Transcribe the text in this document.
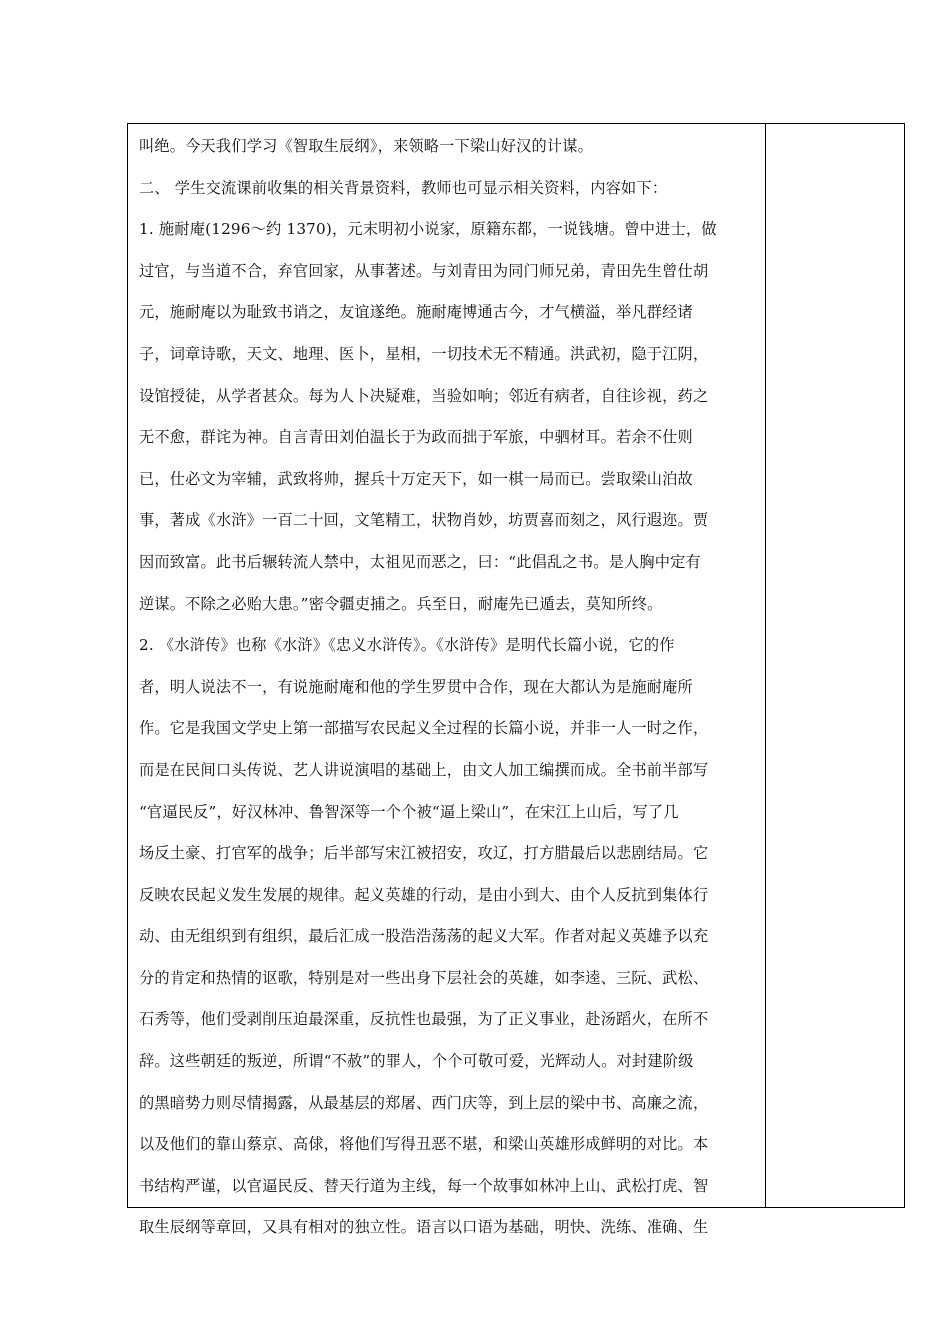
叫绝。今天我们学习《智取生辰纲》，来领略一下梁山好汉的计谋。
二、 学生交流课前收集的相关背景资料，教师也可显示相关资料，内容如下：
1. 施耐庵(1296～约 1370)，元末明初小说家，原籍东都，一说钱塘。曾中进士，做
过官，与当道不合，弃官回家，从事著述。与刘青田为同门师兄弟，青田先生曾仕胡
元，施耐庵以为耻致书诮之，友谊遂绝。施耐庵博通古今，才气横溢，举凡群经诸
子，词章诗歌，天文、地理、医卜，星相，一切技术无不精通。洪武初，隐于江阴，
设馆授徒，从学者甚众。每为人卜决疑难，当验如响；邻近有病者，自往诊视，药之
无不愈，群诧为神。自言青田刘伯温长于为政而拙于军旅，中驷材耳。若余不仕则
已，仕必文为宰辅，武致将帅，握兵十万定天下，如一棋一局而已。尝取梁山泊故
事，著成《水浒》一百二十回，文笔精工，状物肖妙，坊贾喜而刻之，风行遐迩。贾
因而致富。此书后辗转流人禁中，太祖见而恶之，曰：“此倡乱之书。是人胸中定有
逆谋。不除之必贻大患。”密令疆吏捕之。兵至日，耐庵先已遁去，莫知所终。
2. 《水浒传》也称《水浒》《忠义水浒传》。《水浒传》是明代长篇小说，它的作
者，明人说法不一，有说施耐庵和他的学生罗贯中合作，现在大都认为是施耐庵所
作。它是我国文学史上第一部描写农民起义全过程的长篇小说，并非一人一时之作，
而是在民间口头传说、艺人讲说演唱的基础上，由文人加工编撰而成。全书前半部写
“官逼民反”，好汉林冲、鲁智深等一个个被“逼上梁山”，在宋江上山后，写了几
场反土豪、打官军的战争；后半部写宋江被招安，攻辽，打方腊最后以悲剧结局。它
反映农民起义发生发展的规律。起义英雄的行动，是由小到大、由个人反抗到集体行
动、由无组织到有组织，最后汇成一股浩浩荡荡的起义大军。作者对起义英雄予以充
分的肯定和热情的讴歌，特别是对一些出身下层社会的英雄，如李逵、三阮、武松、
石秀等，他们受剥削压迫最深重，反抗性也最强，为了正义事业，赴汤蹈火，在所不
辞。这些朝廷的叛逆，所谓“不赦”的罪人，个个可敬可爱，光辉动人。对封建阶级
的黑暗势力则尽情揭露，从最基层的郑屠、西门庆等，到上层的梁中书、高廉之流，
以及他们的靠山蔡京、高俅，将他们写得丑恶不堪，和梁山英雄形成鲜明的对比。本
书结构严谨，以官逼民反、替天行道为主线，每一个故事如林冲上山、武松打虎、智
取生辰纲等章回，又具有相对的独立性。语言以口语为基础，明快、洗练、准确、生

· · · ·

Task description: Quote the entries above word for word. Leave the images out.

Written response:
Transcribe the text in this document.
叫绝。今天我们学习《智取生辰纲》，来领略一下梁山好汉的计谋。
二、 学生交流课前收集的相关背景资料，教师也可显示相关资料，内容如下：
1. 施耐庵(1296～约 1370)，元末明初小说家，原籍东都，一说钱塘。曾中进士，做
过官，与当道不合，弃官回家，从事著述。与刘青田为同门师兄弟，青田先生曾仕胡
元，施耐庵以为耻致书诮之，友谊遂绝。施耐庵博通古今，才气横溢，举凡群经诸
子，词章诗歌，天文、地理、医卜，星相，一切技术无不精通。洪武初，隐于江阴，
设馆授徒，从学者甚众。每为人卜决疑难，当验如响；邻近有病者，自往诊视，药之
无不愈，群诧为神。自言青田刘伯温长于为政而拙于军旅，中驷材耳。若余不仕则
已，仕必文为宰辅，武致将帅，握兵十万定天下，如一棋一局而已。尝取梁山泊故
事，著成《水浒》一百二十回，文笔精工，状物肖妙，坊贾喜而刻之，风行遐迩。贾
因而致富。此书后辗转流人禁中，太祖见而恶之，曰：“此倡乱之书。是人胸中定有
逆谋。不除之必贻大患。”密令疆吏捕之。兵至日，耐庵先已遁去，莫知所终。
2. 《水浒传》也称《水浒》《忠义水浒传》。《水浒传》是明代长篇小说，它的作
者，明人说法不一，有说施耐庵和他的学生罗贯中合作，现在大都认为是施耐庵所
作。它是我国文学史上第一部描写农民起义全过程的长篇小说，并非一人一时之作，
而是在民间口头传说、艺人讲说演唱的基础上，由文人加工编撰而成。全书前半部写
“官逼民反”，好汉林冲、鲁智深等一个个被“逼上梁山”，在宋江上山后，写了几
场反土豪、打官军的战争；后半部写宋江被招安，攻辽，打方腊最后以悲剧结局。它
反映农民起义发生发展的规律。起义英雄的行动，是由小到大、由个人反抗到集体行
动、由无组织到有组织，最后汇成一股浩浩荡荡的起义大军。作者对起义英雄予以充
分的肯定和热情的讴歌，特别是对一些出身下层社会的英雄，如李逵、三阮、武松、
石秀等，他们受剥削压迫最深重，反抗性也最强，为了正义事业，赴汤蹈火，在所不
辞。这些朝廷的叛逆，所谓“不赦”的罪人，个个可敬可爱，光辉动人。对封建阶级
的黑暗势力则尽情揭露，从最基层的郑屠、西门庆等，到上层的梁中书、高廉之流，
以及他们的靠山蔡京、高俅，将他们写得丑恶不堪，和梁山英雄形成鲜明的对比。本
书结构严谨，以官逼民反、替天行道为主线，每一个故事如林冲上山、武松打虎、智
取生辰纲等章回，又具有相对的独立性。语言以口语为基础，明快、洗练、准确、生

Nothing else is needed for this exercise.